_Problem to work on_
Please retype all of the data below, copying each line character for character without any changes.

Entries drawn from a collection

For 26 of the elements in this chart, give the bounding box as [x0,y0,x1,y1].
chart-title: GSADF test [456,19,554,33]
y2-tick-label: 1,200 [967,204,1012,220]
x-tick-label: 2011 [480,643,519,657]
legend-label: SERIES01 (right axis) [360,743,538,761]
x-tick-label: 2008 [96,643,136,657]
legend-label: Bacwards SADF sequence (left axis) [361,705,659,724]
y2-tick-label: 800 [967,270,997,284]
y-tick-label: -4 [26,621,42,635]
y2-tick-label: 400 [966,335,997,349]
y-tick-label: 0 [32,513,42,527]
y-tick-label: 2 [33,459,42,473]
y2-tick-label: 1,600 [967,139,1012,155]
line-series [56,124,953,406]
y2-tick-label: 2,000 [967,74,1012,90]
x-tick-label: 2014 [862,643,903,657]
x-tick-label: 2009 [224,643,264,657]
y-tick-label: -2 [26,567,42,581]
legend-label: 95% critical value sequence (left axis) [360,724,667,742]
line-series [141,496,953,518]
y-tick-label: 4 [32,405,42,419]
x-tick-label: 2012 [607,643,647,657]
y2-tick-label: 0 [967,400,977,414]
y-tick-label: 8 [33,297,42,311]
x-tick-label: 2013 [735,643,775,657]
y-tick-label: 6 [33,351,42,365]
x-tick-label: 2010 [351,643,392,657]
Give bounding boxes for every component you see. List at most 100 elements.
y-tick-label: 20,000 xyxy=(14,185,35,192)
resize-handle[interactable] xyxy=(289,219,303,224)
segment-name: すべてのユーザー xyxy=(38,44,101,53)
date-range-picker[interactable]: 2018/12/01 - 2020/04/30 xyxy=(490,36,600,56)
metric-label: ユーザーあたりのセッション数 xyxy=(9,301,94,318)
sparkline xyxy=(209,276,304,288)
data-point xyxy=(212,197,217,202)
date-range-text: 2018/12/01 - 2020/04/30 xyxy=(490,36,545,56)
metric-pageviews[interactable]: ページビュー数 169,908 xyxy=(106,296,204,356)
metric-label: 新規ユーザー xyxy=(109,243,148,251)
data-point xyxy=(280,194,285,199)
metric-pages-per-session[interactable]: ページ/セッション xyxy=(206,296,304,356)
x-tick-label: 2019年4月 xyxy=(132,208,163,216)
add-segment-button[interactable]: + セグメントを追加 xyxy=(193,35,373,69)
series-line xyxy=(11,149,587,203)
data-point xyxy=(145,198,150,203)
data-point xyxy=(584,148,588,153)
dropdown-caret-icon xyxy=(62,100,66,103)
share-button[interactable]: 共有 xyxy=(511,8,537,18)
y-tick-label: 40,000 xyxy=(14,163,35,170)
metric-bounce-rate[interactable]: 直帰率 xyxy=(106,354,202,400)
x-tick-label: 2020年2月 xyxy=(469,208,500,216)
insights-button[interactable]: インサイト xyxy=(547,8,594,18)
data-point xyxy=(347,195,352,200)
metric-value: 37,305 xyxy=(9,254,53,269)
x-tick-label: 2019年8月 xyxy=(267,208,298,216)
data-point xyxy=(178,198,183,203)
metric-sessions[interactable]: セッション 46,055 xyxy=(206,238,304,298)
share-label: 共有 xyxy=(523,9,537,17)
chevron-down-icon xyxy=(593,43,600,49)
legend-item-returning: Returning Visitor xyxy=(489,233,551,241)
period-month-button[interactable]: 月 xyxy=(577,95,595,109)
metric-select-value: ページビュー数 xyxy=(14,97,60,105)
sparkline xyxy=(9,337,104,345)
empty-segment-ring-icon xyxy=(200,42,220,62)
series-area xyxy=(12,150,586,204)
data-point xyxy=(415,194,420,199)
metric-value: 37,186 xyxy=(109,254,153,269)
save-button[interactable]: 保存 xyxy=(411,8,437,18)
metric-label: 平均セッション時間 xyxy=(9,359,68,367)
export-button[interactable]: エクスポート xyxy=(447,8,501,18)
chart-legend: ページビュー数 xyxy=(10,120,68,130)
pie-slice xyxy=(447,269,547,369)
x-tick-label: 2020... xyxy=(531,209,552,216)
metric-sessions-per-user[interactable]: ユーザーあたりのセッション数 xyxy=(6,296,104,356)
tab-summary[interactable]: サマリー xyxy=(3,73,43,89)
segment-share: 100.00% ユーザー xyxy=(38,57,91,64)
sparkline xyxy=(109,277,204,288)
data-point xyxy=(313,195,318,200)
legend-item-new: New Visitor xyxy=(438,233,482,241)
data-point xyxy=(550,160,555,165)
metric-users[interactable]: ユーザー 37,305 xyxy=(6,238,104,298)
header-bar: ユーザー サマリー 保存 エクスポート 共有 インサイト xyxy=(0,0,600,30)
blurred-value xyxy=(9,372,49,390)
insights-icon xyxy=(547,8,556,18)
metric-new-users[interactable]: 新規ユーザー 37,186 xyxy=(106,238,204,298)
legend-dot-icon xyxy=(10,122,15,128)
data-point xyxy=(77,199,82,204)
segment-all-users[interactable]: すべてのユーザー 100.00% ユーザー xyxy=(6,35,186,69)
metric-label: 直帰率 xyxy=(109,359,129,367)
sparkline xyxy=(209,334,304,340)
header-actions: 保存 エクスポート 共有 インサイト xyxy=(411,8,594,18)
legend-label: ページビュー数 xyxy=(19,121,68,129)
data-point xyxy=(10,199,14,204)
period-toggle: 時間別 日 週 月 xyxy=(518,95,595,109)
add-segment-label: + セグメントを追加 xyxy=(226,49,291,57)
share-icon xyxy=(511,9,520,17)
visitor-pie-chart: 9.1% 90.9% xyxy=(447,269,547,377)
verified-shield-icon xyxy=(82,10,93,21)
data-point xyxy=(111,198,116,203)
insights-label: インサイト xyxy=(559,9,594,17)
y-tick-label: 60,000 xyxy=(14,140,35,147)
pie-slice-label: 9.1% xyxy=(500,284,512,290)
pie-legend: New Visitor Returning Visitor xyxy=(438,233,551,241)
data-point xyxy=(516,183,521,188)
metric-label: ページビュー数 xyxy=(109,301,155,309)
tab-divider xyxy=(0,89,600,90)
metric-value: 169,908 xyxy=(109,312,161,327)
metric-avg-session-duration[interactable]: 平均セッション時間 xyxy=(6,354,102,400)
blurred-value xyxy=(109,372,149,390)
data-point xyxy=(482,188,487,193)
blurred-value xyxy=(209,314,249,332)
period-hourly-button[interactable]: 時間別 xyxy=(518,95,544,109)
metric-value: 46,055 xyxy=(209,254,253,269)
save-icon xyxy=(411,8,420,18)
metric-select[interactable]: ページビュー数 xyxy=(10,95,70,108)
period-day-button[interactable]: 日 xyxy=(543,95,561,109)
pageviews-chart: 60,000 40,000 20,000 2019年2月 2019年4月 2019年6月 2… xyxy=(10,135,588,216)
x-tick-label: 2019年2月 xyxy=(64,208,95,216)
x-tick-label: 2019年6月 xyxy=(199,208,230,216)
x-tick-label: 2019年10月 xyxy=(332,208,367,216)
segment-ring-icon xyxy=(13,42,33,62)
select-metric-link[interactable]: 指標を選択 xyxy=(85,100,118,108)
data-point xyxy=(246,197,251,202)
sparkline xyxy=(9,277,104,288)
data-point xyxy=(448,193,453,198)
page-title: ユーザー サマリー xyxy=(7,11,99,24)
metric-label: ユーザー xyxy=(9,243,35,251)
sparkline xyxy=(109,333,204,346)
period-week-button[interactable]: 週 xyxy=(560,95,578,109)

_Exercise result_
For 26 of the elements in this chart, give the bounding box as [x0,y0,x1,y1].
chart-title: GSADF test [456,19,554,33]
y2-tick-label: 1,200 [967,204,1012,220]
x-tick-label: 2011 [480,643,519,657]
legend-label: SERIES01 (right axis) [360,743,538,761]
x-tick-label: 2008 [96,643,136,657]
legend-label: Bacwards SADF sequence (left axis) [361,705,659,724]
y2-tick-label: 800 [967,270,997,284]
y-tick-label: -4 [26,621,42,635]
y2-tick-label: 400 [966,335,997,349]
y-tick-label: 0 [32,513,42,527]
y-tick-label: 2 [33,459,42,473]
y2-tick-label: 1,600 [967,139,1012,155]
line-series [56,124,953,406]
y2-tick-label: 2,000 [967,74,1012,90]
x-tick-label: 2014 [862,643,903,657]
x-tick-label: 2009 [224,643,264,657]
y-tick-label: -2 [26,567,42,581]
legend-label: 95% critical value sequence (left axis) [360,724,667,742]
line-series [141,496,953,518]
y-tick-label: 4 [32,405,42,419]
x-tick-label: 2012 [607,643,647,657]
y2-tick-label: 0 [967,400,977,414]
y-tick-label: 8 [33,297,42,311]
x-tick-label: 2013 [735,643,775,657]
y-tick-label: 6 [33,351,42,365]
x-tick-label: 2010 [351,643,392,657]
Give bounding boxes for every component you see. List at most 100 elements.
y-tick-label: 20,000 xyxy=(14,185,35,192)
resize-handle[interactable] xyxy=(289,219,303,224)
segment-name: すべてのユーザー xyxy=(38,44,101,53)
date-range-picker[interactable]: 2018/12/01 - 2020/04/30 xyxy=(490,36,600,56)
metric-label: ユーザーあたりのセッション数 xyxy=(9,301,94,318)
sparkline xyxy=(209,276,304,288)
data-point xyxy=(212,197,217,202)
date-range-text: 2018/12/01 - 2020/04/30 xyxy=(490,36,545,56)
metric-pageviews[interactable]: ページビュー数 169,908 xyxy=(106,296,204,356)
metric-label: 新規ユーザー xyxy=(109,243,148,251)
data-point xyxy=(280,194,285,199)
metric-pages-per-session[interactable]: ページ/セッション xyxy=(206,296,304,356)
x-tick-label: 2019年4月 xyxy=(132,208,163,216)
add-segment-button[interactable]: + セグメントを追加 xyxy=(193,35,373,69)
series-line xyxy=(11,149,587,203)
data-point xyxy=(145,198,150,203)
data-point xyxy=(584,148,588,153)
dropdown-caret-icon xyxy=(62,100,66,103)
share-button[interactable]: 共有 xyxy=(511,8,537,18)
y-tick-label: 40,000 xyxy=(14,163,35,170)
metric-bounce-rate[interactable]: 直帰率 xyxy=(106,354,202,400)
x-tick-label: 2020年2月 xyxy=(469,208,500,216)
insights-button[interactable]: インサイト xyxy=(547,8,594,18)
data-point xyxy=(347,195,352,200)
metric-value: 37,305 xyxy=(9,254,53,269)
x-tick-label: 2019年8月 xyxy=(267,208,298,216)
data-point xyxy=(178,198,183,203)
metric-sessions[interactable]: セッション 46,055 xyxy=(206,238,304,298)
share-label: 共有 xyxy=(523,9,537,17)
chevron-down-icon xyxy=(593,43,600,49)
legend-item-returning: Returning Visitor xyxy=(489,233,551,241)
period-month-button[interactable]: 月 xyxy=(577,95,595,109)
metric-select-value: ページビュー数 xyxy=(14,97,60,105)
sparkline xyxy=(9,337,104,345)
empty-segment-ring-icon xyxy=(200,42,220,62)
series-area xyxy=(12,150,586,204)
data-point xyxy=(415,194,420,199)
metric-value: 37,186 xyxy=(109,254,153,269)
save-button[interactable]: 保存 xyxy=(411,8,437,18)
metric-label: 平均セッション時間 xyxy=(9,359,68,367)
export-button[interactable]: エクスポート xyxy=(447,8,501,18)
chart-legend: ページビュー数 xyxy=(10,120,68,130)
pie-slice xyxy=(447,269,547,369)
x-tick-label: 2020... xyxy=(531,209,552,216)
metric-sessions-per-user[interactable]: ユーザーあたりのセッション数 xyxy=(6,296,104,356)
tab-summary[interactable]: サマリー xyxy=(3,73,43,89)
segment-share: 100.00% ユーザー xyxy=(38,57,91,64)
sparkline xyxy=(109,277,204,288)
data-point xyxy=(313,195,318,200)
legend-item-new: New Visitor xyxy=(438,233,482,241)
data-point xyxy=(550,160,555,165)
metric-users[interactable]: ユーザー 37,305 xyxy=(6,238,104,298)
header-bar: ユーザー サマリー 保存 エクスポート 共有 インサイト xyxy=(0,0,600,30)
blurred-value xyxy=(9,372,49,390)
insights-icon xyxy=(547,8,556,18)
metric-new-users[interactable]: 新規ユーザー 37,186 xyxy=(106,238,204,298)
legend-dot-icon xyxy=(10,122,15,128)
data-point xyxy=(77,199,82,204)
segment-all-users[interactable]: すべてのユーザー 100.00% ユーザー xyxy=(6,35,186,69)
metric-label: 直帰率 xyxy=(109,359,129,367)
sparkline xyxy=(209,334,304,340)
header-actions: 保存 エクスポート 共有 インサイト xyxy=(411,8,594,18)
legend-label: ページビュー数 xyxy=(19,121,68,129)
data-point xyxy=(10,199,14,204)
period-toggle: 時間別 日 週 月 xyxy=(518,95,595,109)
add-segment-label: + セグメントを追加 xyxy=(226,49,291,57)
share-icon xyxy=(511,9,520,17)
visitor-pie-chart: 9.1% 90.9% xyxy=(447,269,547,377)
verified-shield-icon xyxy=(82,10,93,21)
data-point xyxy=(111,198,116,203)
insights-label: インサイト xyxy=(559,9,594,17)
y-tick-label: 60,000 xyxy=(14,140,35,147)
pie-slice-label: 9.1% xyxy=(500,284,512,290)
pie-legend: New Visitor Returning Visitor xyxy=(438,233,551,241)
data-point xyxy=(516,183,521,188)
metric-label: ページビュー数 xyxy=(109,301,155,309)
tab-divider xyxy=(0,89,600,90)
metric-value: 169,908 xyxy=(109,312,161,327)
metric-avg-session-duration[interactable]: 平均セッション時間 xyxy=(6,354,102,400)
blurred-value xyxy=(109,372,149,390)
data-point xyxy=(482,188,487,193)
blurred-value xyxy=(209,314,249,332)
period-hourly-button[interactable]: 時間別 xyxy=(518,95,544,109)
metric-value: 46,055 xyxy=(209,254,253,269)
save-icon xyxy=(411,8,420,18)
metric-select[interactable]: ページビュー数 xyxy=(10,95,70,108)
period-day-button[interactable]: 日 xyxy=(543,95,561,109)
pageviews-chart: 60,000 40,000 20,000 2019年2月 2019年4月 2019年6月 2… xyxy=(10,135,588,216)
x-tick-label: 2019年2月 xyxy=(64,208,95,216)
x-tick-label: 2019年6月 xyxy=(199,208,230,216)
x-tick-label: 2019年10月 xyxy=(332,208,367,216)
segment-ring-icon xyxy=(13,42,33,62)
select-metric-link[interactable]: 指標を選択 xyxy=(85,100,118,108)
data-point xyxy=(246,197,251,202)
sparkline xyxy=(9,277,104,288)
data-point xyxy=(448,193,453,198)
page-title: ユーザー サマリー xyxy=(7,11,99,24)
metric-label: ユーザー xyxy=(9,243,35,251)
sparkline xyxy=(109,333,204,346)
period-week-button[interactable]: 週 xyxy=(560,95,578,109)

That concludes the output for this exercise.